Task brief: Read the records and gather each line that includes "是等腰直角三角形".

(Saved data entries)
[BEGIN]

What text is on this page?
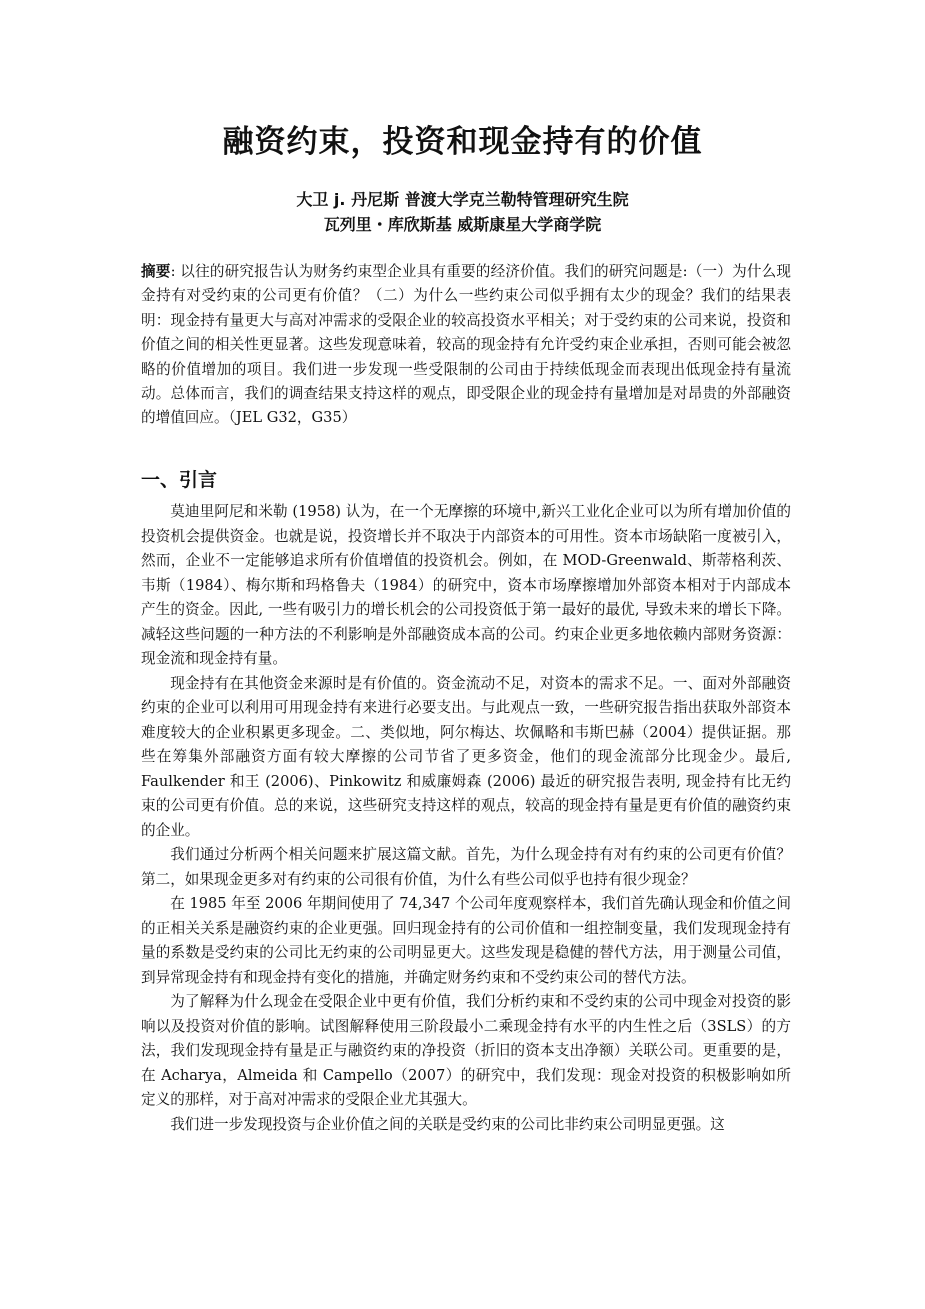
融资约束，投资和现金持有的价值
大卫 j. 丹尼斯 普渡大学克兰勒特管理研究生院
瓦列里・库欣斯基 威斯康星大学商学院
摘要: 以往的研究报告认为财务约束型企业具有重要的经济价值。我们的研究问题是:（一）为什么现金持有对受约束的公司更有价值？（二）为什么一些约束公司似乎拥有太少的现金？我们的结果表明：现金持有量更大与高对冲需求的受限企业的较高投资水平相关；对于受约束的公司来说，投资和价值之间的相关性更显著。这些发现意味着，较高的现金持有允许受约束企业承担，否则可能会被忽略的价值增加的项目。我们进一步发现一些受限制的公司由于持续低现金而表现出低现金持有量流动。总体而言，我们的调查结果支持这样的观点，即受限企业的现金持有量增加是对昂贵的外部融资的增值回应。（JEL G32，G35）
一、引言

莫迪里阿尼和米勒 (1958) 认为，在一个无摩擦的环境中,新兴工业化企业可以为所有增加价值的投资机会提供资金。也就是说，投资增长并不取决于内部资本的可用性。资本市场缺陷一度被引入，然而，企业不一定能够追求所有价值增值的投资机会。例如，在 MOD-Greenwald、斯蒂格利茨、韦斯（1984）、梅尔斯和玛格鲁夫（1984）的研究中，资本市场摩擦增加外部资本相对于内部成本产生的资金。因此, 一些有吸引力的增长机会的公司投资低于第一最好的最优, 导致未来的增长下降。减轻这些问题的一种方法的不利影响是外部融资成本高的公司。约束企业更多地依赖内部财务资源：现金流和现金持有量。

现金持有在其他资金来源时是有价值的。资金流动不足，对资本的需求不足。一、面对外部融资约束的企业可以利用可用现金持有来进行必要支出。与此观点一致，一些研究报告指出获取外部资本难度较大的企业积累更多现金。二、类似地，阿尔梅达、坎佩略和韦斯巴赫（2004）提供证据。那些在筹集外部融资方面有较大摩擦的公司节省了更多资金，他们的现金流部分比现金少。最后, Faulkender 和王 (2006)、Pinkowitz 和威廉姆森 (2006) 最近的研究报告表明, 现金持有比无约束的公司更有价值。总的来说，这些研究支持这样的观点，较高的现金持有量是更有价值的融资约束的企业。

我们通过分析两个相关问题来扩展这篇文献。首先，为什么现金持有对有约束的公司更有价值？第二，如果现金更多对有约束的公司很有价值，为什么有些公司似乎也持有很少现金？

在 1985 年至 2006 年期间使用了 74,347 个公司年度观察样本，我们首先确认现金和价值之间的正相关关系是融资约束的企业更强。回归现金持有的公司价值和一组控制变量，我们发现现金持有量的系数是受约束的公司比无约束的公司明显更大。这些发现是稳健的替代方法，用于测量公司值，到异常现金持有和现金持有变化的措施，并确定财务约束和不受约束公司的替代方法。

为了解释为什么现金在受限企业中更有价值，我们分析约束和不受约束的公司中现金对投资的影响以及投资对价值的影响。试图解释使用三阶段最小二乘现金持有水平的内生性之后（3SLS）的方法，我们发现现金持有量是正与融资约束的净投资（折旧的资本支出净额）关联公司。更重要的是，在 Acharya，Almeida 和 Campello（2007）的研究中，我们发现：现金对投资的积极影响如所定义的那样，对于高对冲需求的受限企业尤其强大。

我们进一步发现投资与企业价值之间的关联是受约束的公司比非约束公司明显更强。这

[END]
[BEGIN]

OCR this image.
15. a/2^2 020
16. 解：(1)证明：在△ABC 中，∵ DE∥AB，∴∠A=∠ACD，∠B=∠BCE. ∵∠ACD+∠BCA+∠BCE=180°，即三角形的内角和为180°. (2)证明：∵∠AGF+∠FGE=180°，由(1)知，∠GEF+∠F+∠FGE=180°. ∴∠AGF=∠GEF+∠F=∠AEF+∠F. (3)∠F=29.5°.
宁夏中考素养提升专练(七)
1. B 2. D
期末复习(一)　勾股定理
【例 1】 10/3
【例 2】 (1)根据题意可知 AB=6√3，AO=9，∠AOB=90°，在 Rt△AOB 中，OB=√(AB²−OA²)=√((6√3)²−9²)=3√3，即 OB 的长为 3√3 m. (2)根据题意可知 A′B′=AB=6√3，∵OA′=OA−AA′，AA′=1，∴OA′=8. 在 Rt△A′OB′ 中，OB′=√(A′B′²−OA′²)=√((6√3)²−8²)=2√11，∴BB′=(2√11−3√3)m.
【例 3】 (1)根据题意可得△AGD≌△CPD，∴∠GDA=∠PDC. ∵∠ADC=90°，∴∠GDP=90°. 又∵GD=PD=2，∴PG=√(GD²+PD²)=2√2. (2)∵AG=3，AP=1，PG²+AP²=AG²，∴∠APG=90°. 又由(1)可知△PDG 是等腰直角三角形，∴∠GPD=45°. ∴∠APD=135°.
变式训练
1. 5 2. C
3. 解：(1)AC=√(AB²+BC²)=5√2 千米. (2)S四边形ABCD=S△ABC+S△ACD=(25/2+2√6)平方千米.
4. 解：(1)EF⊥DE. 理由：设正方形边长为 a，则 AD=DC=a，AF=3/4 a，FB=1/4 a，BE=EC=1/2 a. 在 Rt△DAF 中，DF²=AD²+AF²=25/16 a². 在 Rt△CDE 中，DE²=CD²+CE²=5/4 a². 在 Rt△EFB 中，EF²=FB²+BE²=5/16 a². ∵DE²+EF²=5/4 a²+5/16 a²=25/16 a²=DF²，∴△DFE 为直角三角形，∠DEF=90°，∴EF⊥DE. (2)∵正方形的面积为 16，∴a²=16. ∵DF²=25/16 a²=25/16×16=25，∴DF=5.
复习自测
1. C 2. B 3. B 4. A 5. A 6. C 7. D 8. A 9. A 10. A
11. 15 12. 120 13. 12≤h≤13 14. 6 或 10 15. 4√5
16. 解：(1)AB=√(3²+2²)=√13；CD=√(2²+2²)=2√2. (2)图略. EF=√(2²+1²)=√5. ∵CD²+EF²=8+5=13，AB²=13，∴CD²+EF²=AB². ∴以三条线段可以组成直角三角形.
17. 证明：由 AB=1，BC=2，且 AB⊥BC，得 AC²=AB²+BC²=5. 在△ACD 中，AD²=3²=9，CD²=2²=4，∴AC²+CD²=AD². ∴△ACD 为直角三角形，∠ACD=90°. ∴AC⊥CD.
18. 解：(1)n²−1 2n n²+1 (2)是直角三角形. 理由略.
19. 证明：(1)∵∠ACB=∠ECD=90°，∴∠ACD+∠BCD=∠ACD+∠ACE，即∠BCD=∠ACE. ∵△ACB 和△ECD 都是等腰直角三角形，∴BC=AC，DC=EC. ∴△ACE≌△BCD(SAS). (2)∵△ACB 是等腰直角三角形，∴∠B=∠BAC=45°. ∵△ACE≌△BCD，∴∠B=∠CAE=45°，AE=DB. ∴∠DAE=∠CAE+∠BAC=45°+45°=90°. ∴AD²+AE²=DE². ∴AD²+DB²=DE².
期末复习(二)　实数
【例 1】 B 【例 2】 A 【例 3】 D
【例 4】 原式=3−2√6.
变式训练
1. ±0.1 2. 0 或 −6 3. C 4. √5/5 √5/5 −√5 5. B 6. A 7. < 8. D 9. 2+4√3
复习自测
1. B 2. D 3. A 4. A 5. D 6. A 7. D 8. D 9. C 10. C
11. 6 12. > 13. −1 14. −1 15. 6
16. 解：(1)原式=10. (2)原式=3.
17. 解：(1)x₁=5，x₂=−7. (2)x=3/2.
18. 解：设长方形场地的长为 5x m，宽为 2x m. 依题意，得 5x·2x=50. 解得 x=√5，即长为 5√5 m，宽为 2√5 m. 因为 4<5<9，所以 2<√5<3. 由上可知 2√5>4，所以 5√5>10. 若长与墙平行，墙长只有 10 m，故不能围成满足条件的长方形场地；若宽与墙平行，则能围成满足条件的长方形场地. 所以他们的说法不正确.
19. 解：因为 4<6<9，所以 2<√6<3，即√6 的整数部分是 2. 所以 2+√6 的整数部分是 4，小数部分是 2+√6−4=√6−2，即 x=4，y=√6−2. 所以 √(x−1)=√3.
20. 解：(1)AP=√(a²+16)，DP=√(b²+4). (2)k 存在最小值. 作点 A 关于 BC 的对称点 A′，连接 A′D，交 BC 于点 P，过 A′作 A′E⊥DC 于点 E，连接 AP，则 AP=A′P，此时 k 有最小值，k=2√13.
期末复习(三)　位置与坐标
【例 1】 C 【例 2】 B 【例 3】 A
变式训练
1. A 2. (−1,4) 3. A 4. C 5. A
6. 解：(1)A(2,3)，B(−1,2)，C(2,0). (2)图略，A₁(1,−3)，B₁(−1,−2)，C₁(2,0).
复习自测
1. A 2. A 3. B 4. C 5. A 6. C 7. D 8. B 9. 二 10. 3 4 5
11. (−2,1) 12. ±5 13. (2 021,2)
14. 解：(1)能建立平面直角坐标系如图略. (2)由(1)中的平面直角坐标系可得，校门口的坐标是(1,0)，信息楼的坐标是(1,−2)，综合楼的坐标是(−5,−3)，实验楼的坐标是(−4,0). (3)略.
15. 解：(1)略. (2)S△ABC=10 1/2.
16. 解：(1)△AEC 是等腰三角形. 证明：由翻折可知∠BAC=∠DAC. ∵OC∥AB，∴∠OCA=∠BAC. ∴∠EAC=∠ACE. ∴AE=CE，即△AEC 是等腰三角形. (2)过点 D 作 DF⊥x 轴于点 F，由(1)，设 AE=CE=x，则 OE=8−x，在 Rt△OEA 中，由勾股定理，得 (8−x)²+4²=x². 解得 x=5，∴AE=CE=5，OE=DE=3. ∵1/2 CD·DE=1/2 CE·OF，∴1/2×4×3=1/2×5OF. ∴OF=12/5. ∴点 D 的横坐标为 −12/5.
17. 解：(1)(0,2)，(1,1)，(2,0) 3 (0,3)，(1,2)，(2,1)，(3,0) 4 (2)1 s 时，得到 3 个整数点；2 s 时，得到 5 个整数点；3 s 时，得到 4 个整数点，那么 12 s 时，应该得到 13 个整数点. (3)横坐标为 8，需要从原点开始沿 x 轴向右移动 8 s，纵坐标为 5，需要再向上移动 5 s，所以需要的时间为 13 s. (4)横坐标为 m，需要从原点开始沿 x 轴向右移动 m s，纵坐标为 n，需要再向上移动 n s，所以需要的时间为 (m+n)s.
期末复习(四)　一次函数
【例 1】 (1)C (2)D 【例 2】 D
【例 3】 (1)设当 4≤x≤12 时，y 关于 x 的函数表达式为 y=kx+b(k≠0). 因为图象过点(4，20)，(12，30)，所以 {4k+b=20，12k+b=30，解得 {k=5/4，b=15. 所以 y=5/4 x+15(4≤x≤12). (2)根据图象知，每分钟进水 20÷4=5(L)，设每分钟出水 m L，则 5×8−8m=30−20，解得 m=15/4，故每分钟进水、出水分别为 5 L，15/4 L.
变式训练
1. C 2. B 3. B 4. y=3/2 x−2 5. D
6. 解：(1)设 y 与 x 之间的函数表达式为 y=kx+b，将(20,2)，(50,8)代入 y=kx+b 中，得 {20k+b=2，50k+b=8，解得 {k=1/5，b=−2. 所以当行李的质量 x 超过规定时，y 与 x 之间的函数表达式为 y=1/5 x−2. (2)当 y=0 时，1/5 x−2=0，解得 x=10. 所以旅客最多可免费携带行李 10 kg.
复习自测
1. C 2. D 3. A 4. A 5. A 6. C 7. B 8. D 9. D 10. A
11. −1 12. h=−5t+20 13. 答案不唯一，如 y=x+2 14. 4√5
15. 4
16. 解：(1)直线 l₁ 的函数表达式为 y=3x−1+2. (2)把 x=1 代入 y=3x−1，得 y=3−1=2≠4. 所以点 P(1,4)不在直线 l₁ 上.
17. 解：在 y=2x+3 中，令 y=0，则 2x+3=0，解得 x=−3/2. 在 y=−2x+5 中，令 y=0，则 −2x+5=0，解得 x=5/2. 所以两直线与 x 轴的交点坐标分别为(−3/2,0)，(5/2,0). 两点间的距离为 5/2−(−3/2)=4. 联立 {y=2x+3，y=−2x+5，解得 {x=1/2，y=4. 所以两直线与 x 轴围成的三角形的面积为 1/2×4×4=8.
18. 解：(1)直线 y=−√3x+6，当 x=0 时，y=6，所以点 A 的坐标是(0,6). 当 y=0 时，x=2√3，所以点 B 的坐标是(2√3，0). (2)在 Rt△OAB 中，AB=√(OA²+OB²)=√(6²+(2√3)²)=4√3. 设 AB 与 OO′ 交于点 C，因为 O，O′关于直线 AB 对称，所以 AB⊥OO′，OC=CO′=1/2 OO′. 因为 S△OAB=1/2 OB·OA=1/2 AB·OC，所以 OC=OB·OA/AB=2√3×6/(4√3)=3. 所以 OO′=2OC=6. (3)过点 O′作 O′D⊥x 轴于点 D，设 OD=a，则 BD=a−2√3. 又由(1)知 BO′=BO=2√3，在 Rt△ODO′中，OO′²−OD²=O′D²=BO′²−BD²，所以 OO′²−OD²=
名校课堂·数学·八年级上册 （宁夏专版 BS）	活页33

[END]

Complete response:
【例 3】 (1)根据题意可得△AGD≌△CPD，∴∠GDA=∠PDC. ∵∠ADC=90°，∴∠GDP=90°. 又∵GD=PD=2，∴PG=√(GD²+PD²)=2√2. (2)∵AG=3，AP=1，PG²+AP²=AG²，∴∠APG=90°. 又由(1)可知△PDG 是等腰直角三角形，∴∠GPD=45°. ∴∠APD=135°.
19. 证明：(1)∵∠ACB=∠ECD=90°，∴∠ACD+∠BCD=∠ACD+∠ACE，即∠BCD=∠ACE. ∵△ACB 和△ECD 都是等腰直角三角形，∴BC=AC，DC=EC. ∴△ACE≌△BCD(SAS). (2)∵△ACB 是等腰直角三角形，∴∠B=∠BAC=45°. ∵△ACE≌△BCD，∴∠B=∠CAE=45°，AE=DB. ∴∠DAE=∠CAE+∠BAC=45°+45°=90°. ∴AD²+AE²=DE². ∴AD²+DB²=DE².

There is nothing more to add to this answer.